Extract all lines that hold "ylabel" from the records below.

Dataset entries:
►

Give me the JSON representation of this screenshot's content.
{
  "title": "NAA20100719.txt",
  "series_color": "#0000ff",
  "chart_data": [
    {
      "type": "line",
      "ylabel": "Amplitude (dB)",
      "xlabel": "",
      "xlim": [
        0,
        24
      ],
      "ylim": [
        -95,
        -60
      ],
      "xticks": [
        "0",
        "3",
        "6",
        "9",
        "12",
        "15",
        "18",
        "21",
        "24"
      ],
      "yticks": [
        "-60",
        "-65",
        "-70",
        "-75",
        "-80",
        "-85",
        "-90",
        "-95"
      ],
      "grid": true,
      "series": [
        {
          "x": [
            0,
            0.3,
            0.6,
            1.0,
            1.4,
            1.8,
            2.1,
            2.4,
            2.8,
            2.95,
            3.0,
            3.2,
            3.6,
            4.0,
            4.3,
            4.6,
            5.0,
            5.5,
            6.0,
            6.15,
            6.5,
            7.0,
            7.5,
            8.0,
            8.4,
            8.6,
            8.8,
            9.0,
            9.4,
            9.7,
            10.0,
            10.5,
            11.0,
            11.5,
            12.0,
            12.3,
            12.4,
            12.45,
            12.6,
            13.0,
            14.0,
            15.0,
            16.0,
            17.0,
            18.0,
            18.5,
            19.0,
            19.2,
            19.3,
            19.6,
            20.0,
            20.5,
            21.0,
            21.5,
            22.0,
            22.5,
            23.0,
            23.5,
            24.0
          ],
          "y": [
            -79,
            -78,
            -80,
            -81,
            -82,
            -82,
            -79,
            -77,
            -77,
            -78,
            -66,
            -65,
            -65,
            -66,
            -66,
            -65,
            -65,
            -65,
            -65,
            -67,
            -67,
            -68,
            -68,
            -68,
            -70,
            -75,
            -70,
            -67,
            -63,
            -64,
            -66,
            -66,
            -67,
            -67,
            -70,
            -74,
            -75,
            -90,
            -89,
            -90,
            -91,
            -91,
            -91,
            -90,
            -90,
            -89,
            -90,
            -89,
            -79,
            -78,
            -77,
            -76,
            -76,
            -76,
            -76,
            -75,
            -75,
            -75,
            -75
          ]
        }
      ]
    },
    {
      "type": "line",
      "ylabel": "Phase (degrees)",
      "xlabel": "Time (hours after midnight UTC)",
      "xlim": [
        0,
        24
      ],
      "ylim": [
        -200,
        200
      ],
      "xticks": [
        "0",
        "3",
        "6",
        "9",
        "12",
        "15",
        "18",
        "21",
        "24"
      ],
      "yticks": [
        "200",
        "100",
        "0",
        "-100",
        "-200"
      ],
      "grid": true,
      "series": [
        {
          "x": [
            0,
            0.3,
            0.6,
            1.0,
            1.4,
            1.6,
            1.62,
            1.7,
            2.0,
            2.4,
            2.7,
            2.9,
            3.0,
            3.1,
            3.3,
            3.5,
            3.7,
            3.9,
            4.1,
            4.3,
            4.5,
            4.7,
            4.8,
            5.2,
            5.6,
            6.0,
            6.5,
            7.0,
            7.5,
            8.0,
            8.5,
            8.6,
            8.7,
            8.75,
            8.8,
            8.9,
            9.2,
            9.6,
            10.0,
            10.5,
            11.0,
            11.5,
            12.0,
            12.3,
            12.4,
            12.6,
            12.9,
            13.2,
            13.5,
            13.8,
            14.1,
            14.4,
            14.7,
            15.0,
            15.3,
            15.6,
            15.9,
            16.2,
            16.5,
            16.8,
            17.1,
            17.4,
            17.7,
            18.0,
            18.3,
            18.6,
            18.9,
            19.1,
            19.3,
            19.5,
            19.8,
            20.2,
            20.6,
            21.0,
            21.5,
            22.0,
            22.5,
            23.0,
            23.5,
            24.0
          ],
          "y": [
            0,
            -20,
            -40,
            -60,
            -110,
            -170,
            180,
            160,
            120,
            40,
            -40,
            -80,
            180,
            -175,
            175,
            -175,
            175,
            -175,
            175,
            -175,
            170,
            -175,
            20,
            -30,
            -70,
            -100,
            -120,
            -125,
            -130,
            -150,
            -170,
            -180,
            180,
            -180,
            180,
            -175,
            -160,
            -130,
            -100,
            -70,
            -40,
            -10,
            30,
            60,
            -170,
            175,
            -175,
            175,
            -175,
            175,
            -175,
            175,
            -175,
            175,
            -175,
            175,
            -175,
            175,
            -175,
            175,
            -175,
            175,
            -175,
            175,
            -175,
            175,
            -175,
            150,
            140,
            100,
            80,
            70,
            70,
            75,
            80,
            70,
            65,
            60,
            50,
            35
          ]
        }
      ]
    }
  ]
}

◄

* [Answer for the task]:
      "ylabel": "Amplitude (dB)",
      "ylabel": "Phase (degrees)",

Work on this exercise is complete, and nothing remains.